-- begin --
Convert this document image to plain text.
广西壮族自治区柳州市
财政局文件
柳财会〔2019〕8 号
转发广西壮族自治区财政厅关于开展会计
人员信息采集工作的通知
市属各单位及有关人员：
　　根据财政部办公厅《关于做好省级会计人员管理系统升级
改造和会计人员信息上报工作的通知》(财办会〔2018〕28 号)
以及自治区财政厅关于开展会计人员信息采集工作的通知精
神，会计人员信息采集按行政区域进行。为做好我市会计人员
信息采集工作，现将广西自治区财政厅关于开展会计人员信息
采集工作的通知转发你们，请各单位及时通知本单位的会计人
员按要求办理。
-- end --
- _TO BE DONE_
Each entry is to be returned in full, character for character.

- _TASK OUTPUT_
Convert this document image to plain text.
广西壮族自治区柳州市
财政局文件
柳财会〔2019〕8 号
转发广西壮族自治区财政厅关于开展会计
人员信息采集工作的通知
市属各单位及有关人员：
　　根据财政部办公厅《关于做好省级会计人员管理系统升级
改造和会计人员信息上报工作的通知》(财办会〔2018〕28 号)
以及自治区财政厅关于开展会计人员信息采集工作的通知精
神，会计人员信息采集按行政区域进行。为做好我市会计人员
信息采集工作，现将广西自治区财政厅关于开展会计人员信息
采集工作的通知转发你们，请各单位及时通知本单位的会计人
员按要求办理。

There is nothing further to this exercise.